>>>>

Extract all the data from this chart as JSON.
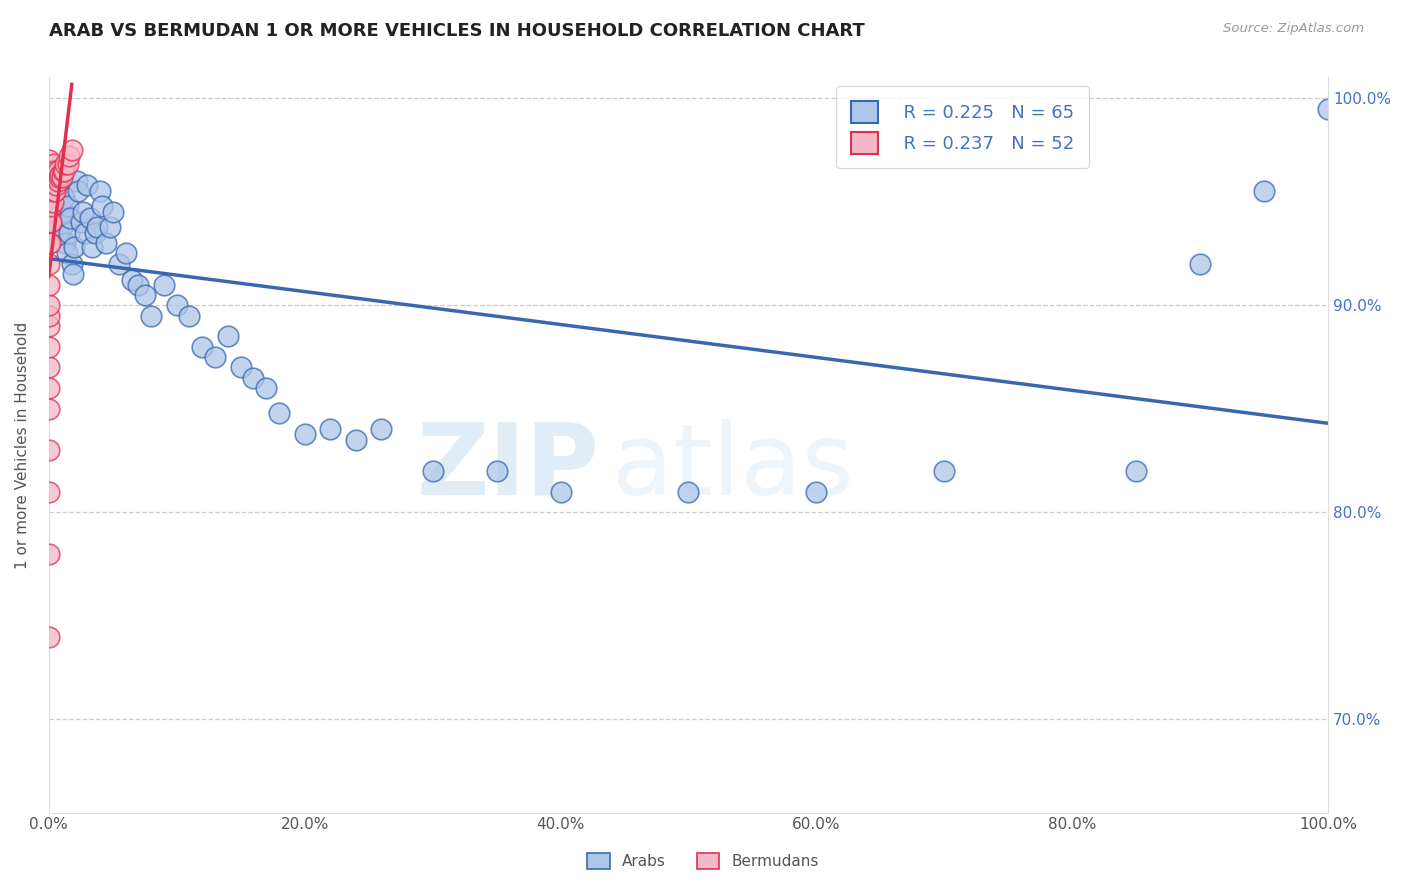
{
  "title": "ARAB VS BERMUDAN 1 OR MORE VEHICLES IN HOUSEHOLD CORRELATION CHART",
  "source": "Source: ZipAtlas.com",
  "ylabel": "1 or more Vehicles in Household",
  "legend_labels": [
    "Arabs",
    "Bermudans"
  ],
  "legend_r_arab": "R = 0.225",
  "legend_n_arab": "N = 65",
  "legend_r_bermudan": "R = 0.237",
  "legend_n_bermudan": "N = 52",
  "arab_color": "#aec6e8",
  "bermudan_color": "#f5b8c8",
  "trendline_arab_color": "#3a68b0",
  "trendline_bermudan_color": "#e03050",
  "arab_x": [
    0.001,
    0.002,
    0.003,
    0.004,
    0.005,
    0.006,
    0.007,
    0.008,
    0.009,
    0.01,
    0.011,
    0.012,
    0.013,
    0.014,
    0.015,
    0.016,
    0.017,
    0.018,
    0.019,
    0.02,
    0.022,
    0.023,
    0.025,
    0.027,
    0.028,
    0.03,
    0.032,
    0.034,
    0.036,
    0.038,
    0.04,
    0.042,
    0.045,
    0.048,
    0.05,
    0.055,
    0.06,
    0.065,
    0.07,
    0.075,
    0.08,
    0.09,
    0.1,
    0.11,
    0.12,
    0.13,
    0.14,
    0.15,
    0.16,
    0.17,
    0.18,
    0.2,
    0.22,
    0.24,
    0.26,
    0.3,
    0.35,
    0.4,
    0.5,
    0.6,
    0.7,
    0.85,
    0.9,
    0.95,
    1.0
  ],
  "arab_y": [
    0.955,
    0.96,
    0.945,
    0.965,
    0.95,
    0.94,
    0.935,
    0.955,
    0.948,
    0.938,
    0.945,
    0.952,
    0.93,
    0.925,
    0.948,
    0.935,
    0.942,
    0.92,
    0.915,
    0.928,
    0.96,
    0.955,
    0.94,
    0.945,
    0.935,
    0.958,
    0.942,
    0.928,
    0.935,
    0.938,
    0.955,
    0.948,
    0.93,
    0.938,
    0.945,
    0.92,
    0.925,
    0.912,
    0.91,
    0.905,
    0.895,
    0.91,
    0.9,
    0.895,
    0.88,
    0.875,
    0.885,
    0.87,
    0.865,
    0.86,
    0.848,
    0.838,
    0.84,
    0.835,
    0.84,
    0.82,
    0.82,
    0.81,
    0.81,
    0.81,
    0.82,
    0.82,
    0.92,
    0.955,
    0.995
  ],
  "bermudan_x": [
    0.0,
    0.0,
    0.0,
    0.0,
    0.0,
    0.0,
    0.0,
    0.0,
    0.0,
    0.0,
    0.0,
    0.0,
    0.0,
    0.0,
    0.0,
    0.0,
    0.0,
    0.0,
    0.0,
    0.0,
    0.001,
    0.001,
    0.001,
    0.001,
    0.001,
    0.001,
    0.002,
    0.002,
    0.002,
    0.002,
    0.002,
    0.003,
    0.003,
    0.003,
    0.004,
    0.004,
    0.004,
    0.005,
    0.005,
    0.006,
    0.006,
    0.007,
    0.007,
    0.008,
    0.009,
    0.01,
    0.011,
    0.012,
    0.013,
    0.015,
    0.016,
    0.018
  ],
  "bermudan_y": [
    0.74,
    0.78,
    0.81,
    0.83,
    0.85,
    0.86,
    0.87,
    0.88,
    0.89,
    0.895,
    0.9,
    0.91,
    0.92,
    0.93,
    0.94,
    0.945,
    0.95,
    0.955,
    0.96,
    0.97,
    0.93,
    0.94,
    0.95,
    0.955,
    0.96,
    0.965,
    0.94,
    0.948,
    0.955,
    0.96,
    0.965,
    0.95,
    0.958,
    0.965,
    0.955,
    0.96,
    0.968,
    0.955,
    0.965,
    0.958,
    0.962,
    0.96,
    0.965,
    0.962,
    0.963,
    0.962,
    0.965,
    0.965,
    0.968,
    0.968,
    0.972,
    0.975
  ],
  "watermark_zip": "ZIP",
  "watermark_atlas": "atlas",
  "background_color": "#ffffff",
  "grid_color": "#cccccc",
  "xmin": 0.0,
  "xmax": 1.0,
  "ymin": 0.655,
  "ymax": 1.01,
  "ytick_vals": [
    0.7,
    0.8,
    0.9,
    1.0
  ],
  "xtick_vals": [
    0.0,
    0.2,
    0.4,
    0.6,
    0.8,
    1.0
  ]
}
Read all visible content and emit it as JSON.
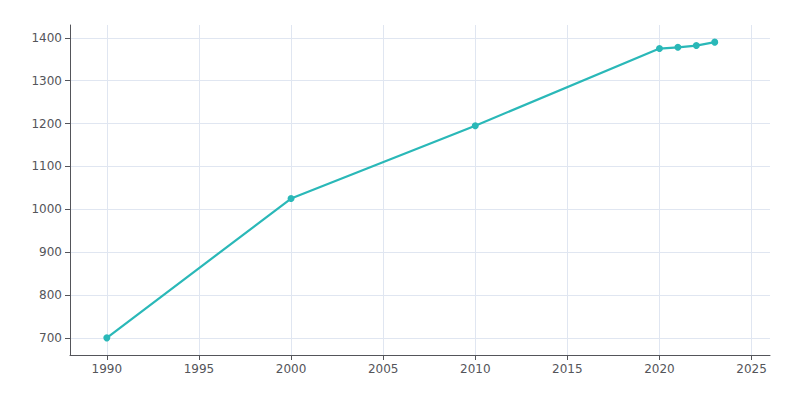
{
  "chart_data": {
    "type": "line",
    "x": [
      1990,
      2000,
      2010,
      2020,
      2021,
      2022,
      2023
    ],
    "values": [
      700,
      1025,
      1195,
      1375,
      1378,
      1382,
      1390
    ],
    "color": "#2ab8b8",
    "marker": "circle",
    "xlim": [
      1988,
      2026
    ],
    "ylim": [
      660,
      1430
    ],
    "xticks": [
      1990,
      1995,
      2000,
      2005,
      2010,
      2015,
      2020,
      2025
    ],
    "yticks": [
      700,
      800,
      900,
      1000,
      1100,
      1200,
      1300,
      1400
    ],
    "grid": true
  }
}
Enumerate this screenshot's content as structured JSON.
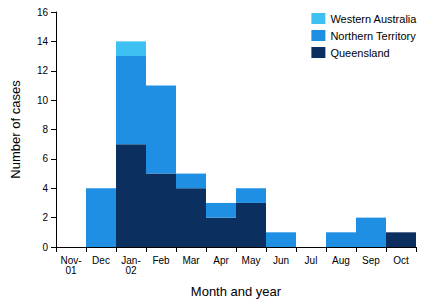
{
  "chart_data": {
    "type": "bar",
    "xlabel": "Month and year",
    "ylabel": "Number of cases",
    "categories": [
      "Nov-01",
      "Dec",
      "Jan-02",
      "Feb",
      "Mar",
      "Apr",
      "May",
      "Jun",
      "Jul",
      "Aug",
      "Sep",
      "Oct"
    ],
    "series": [
      {
        "name": "Queensland",
        "color": "#0b2f5e",
        "values": [
          0,
          0,
          7,
          5,
          4,
          2,
          3,
          0,
          0,
          0,
          0,
          1
        ]
      },
      {
        "name": "Northern Territory",
        "color": "#1e8fe3",
        "values": [
          0,
          4,
          6,
          6,
          1,
          1,
          1,
          1,
          0,
          1,
          2,
          0
        ]
      },
      {
        "name": "Western Australia",
        "color": "#3ec0f2",
        "values": [
          0,
          0,
          1,
          0,
          0,
          0,
          0,
          0,
          0,
          0,
          0,
          0
        ]
      }
    ],
    "stacked": true,
    "ylim": [
      0,
      16
    ],
    "yticks": [
      0,
      2,
      4,
      6,
      8,
      10,
      12,
      14,
      16
    ],
    "legend": "top-right",
    "grid": false
  }
}
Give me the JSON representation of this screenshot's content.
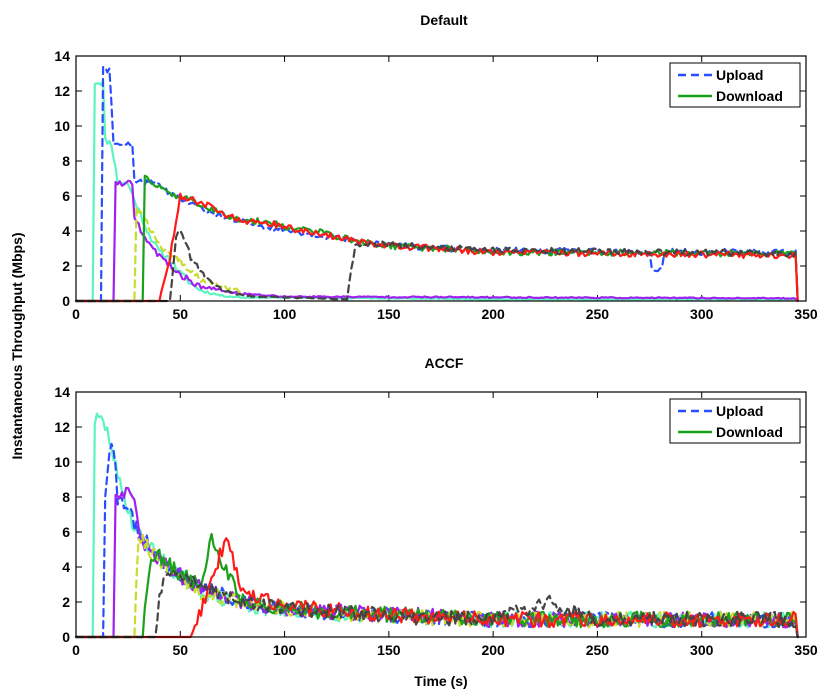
{
  "chart_data": [
    {
      "type": "line",
      "title": "Default",
      "xlabel": "Time (s)",
      "ylabel": "Instantaneous Throughput (Mbps)",
      "xlim": [
        0,
        350
      ],
      "ylim": [
        0,
        14
      ],
      "xticks": [
        "0",
        "50",
        "100",
        "150",
        "200",
        "250",
        "300",
        "350"
      ],
      "yticks": [
        "0",
        "2",
        "4",
        "6",
        "8",
        "10",
        "12",
        "14"
      ],
      "legend": {
        "position": "top-right",
        "upload": "Upload",
        "download": "Download"
      },
      "series": [
        {
          "name": "Download flow 1",
          "style": "solid",
          "color": "#5cf5c0",
          "x": [
            0,
            8,
            9,
            10,
            13,
            14,
            17,
            20,
            25,
            30,
            35,
            40,
            45,
            50,
            55,
            60,
            70,
            80,
            100,
            150,
            200,
            250,
            300,
            345,
            346
          ],
          "y": [
            0,
            0,
            12.5,
            12.5,
            12.5,
            9.2,
            9.0,
            6.8,
            6.7,
            5.2,
            3.8,
            2.8,
            2.4,
            1.6,
            1.0,
            0.6,
            0.3,
            0.2,
            0.2,
            0.15,
            0.1,
            0.1,
            0.1,
            0.1,
            0
          ]
        },
        {
          "name": "Upload flow 1",
          "style": "dashed",
          "color": "#2a4dff",
          "x": [
            0,
            12,
            13,
            16,
            18,
            21,
            27,
            28,
            31,
            34,
            40,
            50,
            60,
            75,
            95,
            115,
            135,
            155,
            175,
            195,
            275,
            276,
            281,
            282,
            345,
            346
          ],
          "y": [
            0,
            0,
            13.3,
            13.2,
            9.0,
            9.0,
            9.0,
            6.8,
            6.8,
            6.8,
            6.6,
            5.8,
            5.3,
            4.6,
            4.2,
            3.8,
            3.4,
            3.2,
            3.0,
            2.9,
            2.8,
            1.8,
            1.8,
            2.8,
            2.8,
            0
          ]
        },
        {
          "name": "Download flow 2",
          "style": "solid",
          "color": "#a020f0",
          "x": [
            0,
            18,
            19,
            21,
            27,
            28,
            32,
            35,
            40,
            45,
            50,
            60,
            80,
            100,
            345,
            346
          ],
          "y": [
            0,
            0,
            6.7,
            6.7,
            6.7,
            4.8,
            3.8,
            3.2,
            2.6,
            2.0,
            1.5,
            0.8,
            0.4,
            0.25,
            0.15,
            0
          ]
        },
        {
          "name": "Upload flow 2",
          "style": "dashed",
          "color": "#c7dc2c",
          "x": [
            0,
            28,
            29,
            32,
            35,
            40,
            50,
            60,
            80
          ],
          "y": [
            0,
            0,
            5.3,
            5.0,
            4.2,
            3.2,
            2.3,
            1.2,
            0.5
          ]
        },
        {
          "name": "Download flow 3",
          "style": "solid",
          "color": "#1aa01a",
          "x": [
            0,
            32,
            33,
            36,
            40,
            45,
            50,
            55,
            60,
            70,
            75,
            80,
            95,
            100,
            115,
            135,
            155,
            175,
            190,
            195,
            345,
            346
          ],
          "y": [
            0,
            0,
            7.0,
            6.8,
            6.5,
            6.2,
            5.9,
            5.8,
            5.5,
            5.0,
            4.8,
            4.6,
            4.5,
            4.2,
            4.0,
            3.4,
            3.1,
            3.0,
            2.9,
            2.8,
            2.7,
            0
          ]
        },
        {
          "name": "Download flow 4",
          "style": "solid",
          "color": "#ff1a1a",
          "x": [
            0,
            40,
            45,
            50,
            55,
            60,
            65,
            70,
            75,
            80,
            95,
            100,
            115,
            135,
            155,
            175,
            195,
            345,
            346
          ],
          "y": [
            0,
            0,
            2.5,
            6.0,
            5.8,
            5.6,
            5.4,
            5.0,
            4.8,
            4.6,
            4.4,
            4.2,
            3.9,
            3.4,
            3.1,
            3.0,
            2.8,
            2.6,
            0
          ]
        },
        {
          "name": "Upload flow 3",
          "style": "dashed",
          "color": "#444444",
          "x": [
            0,
            45,
            48,
            50,
            52,
            55,
            60,
            65,
            70,
            80,
            100,
            130,
            131,
            134,
            135,
            200,
            345
          ],
          "y": [
            0,
            0,
            3.8,
            4.0,
            3.5,
            2.5,
            1.6,
            1.0,
            0.6,
            0.3,
            0.2,
            0.1,
            1.0,
            3.3,
            3.3,
            2.9,
            2.7
          ]
        }
      ]
    },
    {
      "type": "line",
      "title": "ACCF",
      "xlabel": "Time (s)",
      "ylabel": "Instantaneous Throughput (Mbps)",
      "xlim": [
        0,
        350
      ],
      "ylim": [
        0,
        14
      ],
      "xticks": [
        "0",
        "50",
        "100",
        "150",
        "200",
        "250",
        "300",
        "350"
      ],
      "yticks": [
        "0",
        "2",
        "4",
        "6",
        "8",
        "10",
        "12",
        "14"
      ],
      "legend": {
        "position": "top-right",
        "upload": "Upload",
        "download": "Download"
      },
      "series": [
        {
          "name": "Download flow 1",
          "style": "solid",
          "color": "#5cf5c0",
          "x": [
            0,
            8,
            9,
            12,
            14,
            17,
            20,
            25,
            28,
            32,
            40,
            50,
            60,
            80,
            100,
            150,
            200,
            250,
            300,
            345,
            346
          ],
          "y": [
            0,
            0,
            12.4,
            12.4,
            12.0,
            11.0,
            9.0,
            7.4,
            6.2,
            5.6,
            4.5,
            3.5,
            2.6,
            1.8,
            1.5,
            1.2,
            1.0,
            1.0,
            1.0,
            1.0,
            0
          ]
        },
        {
          "name": "Upload flow 1",
          "style": "dashed",
          "color": "#2a4dff",
          "x": [
            0,
            13,
            14,
            16,
            18,
            20,
            25,
            30,
            35,
            40,
            50,
            60,
            80,
            100,
            150,
            200,
            250,
            300,
            345,
            346
          ],
          "y": [
            0,
            0,
            8.0,
            10.5,
            11.0,
            8.0,
            7.2,
            6.0,
            5.2,
            4.4,
            3.6,
            2.8,
            2.0,
            1.6,
            1.2,
            1.0,
            1.0,
            1.0,
            1.0,
            0
          ]
        },
        {
          "name": "Download flow 2",
          "style": "solid",
          "color": "#a020f0",
          "x": [
            0,
            18,
            19,
            22,
            27,
            30,
            35,
            40,
            50,
            60,
            80,
            100,
            150,
            200,
            250,
            300,
            345,
            346
          ],
          "y": [
            0,
            0,
            8.2,
            8.3,
            8.2,
            6.0,
            5.0,
            4.4,
            3.5,
            2.8,
            2.0,
            1.6,
            1.3,
            1.0,
            1.0,
            1.0,
            1.0,
            0
          ]
        },
        {
          "name": "Upload flow 2",
          "style": "dashed",
          "color": "#c7dc2c",
          "x": [
            0,
            28,
            30,
            35,
            40,
            50,
            60,
            80,
            100,
            150,
            200,
            250,
            300,
            345,
            346
          ],
          "y": [
            0,
            0,
            6.0,
            5.0,
            4.4,
            3.4,
            2.6,
            2.0,
            1.6,
            1.2,
            1.0,
            1.0,
            1.0,
            1.0,
            0
          ]
        },
        {
          "name": "Download flow 3",
          "style": "solid",
          "color": "#1aa01a",
          "x": [
            0,
            32,
            35,
            40,
            50,
            60,
            65,
            80,
            100,
            150,
            200,
            250,
            300,
            345,
            346
          ],
          "y": [
            0,
            0,
            4.0,
            4.6,
            3.6,
            3.0,
            5.5,
            2.0,
            1.6,
            1.3,
            1.0,
            1.0,
            1.0,
            1.0,
            0
          ]
        },
        {
          "name": "Download flow 4",
          "style": "solid",
          "color": "#ff1a1a",
          "x": [
            0,
            55,
            60,
            65,
            70,
            72,
            80,
            100,
            150,
            200,
            250,
            300,
            345,
            346
          ],
          "y": [
            0,
            0,
            1.5,
            3.0,
            5.0,
            6.0,
            2.5,
            1.7,
            1.3,
            1.0,
            1.0,
            1.0,
            1.0,
            0
          ]
        },
        {
          "name": "Upload flow 3",
          "style": "dashed",
          "color": "#444444",
          "x": [
            0,
            38,
            40,
            45,
            50,
            60,
            80,
            100,
            150,
            200,
            225,
            250,
            300,
            345,
            346
          ],
          "y": [
            0,
            0,
            2.5,
            3.6,
            3.4,
            2.8,
            2.0,
            1.6,
            1.2,
            1.0,
            2.0,
            1.0,
            1.0,
            1.0,
            0
          ]
        }
      ]
    }
  ]
}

<<<<

* _WHAT THE EXERCISE ASKS_:
Sift through the entries and copy every line with "title".

* _ANSWER BELOW_:
  "title": "ARAB VS BERMUDAN 1 OR MORE VEHICLES IN HOUSEHOLD CORRELATION CHART",
      "title": "Default",
      "title": "ACCF",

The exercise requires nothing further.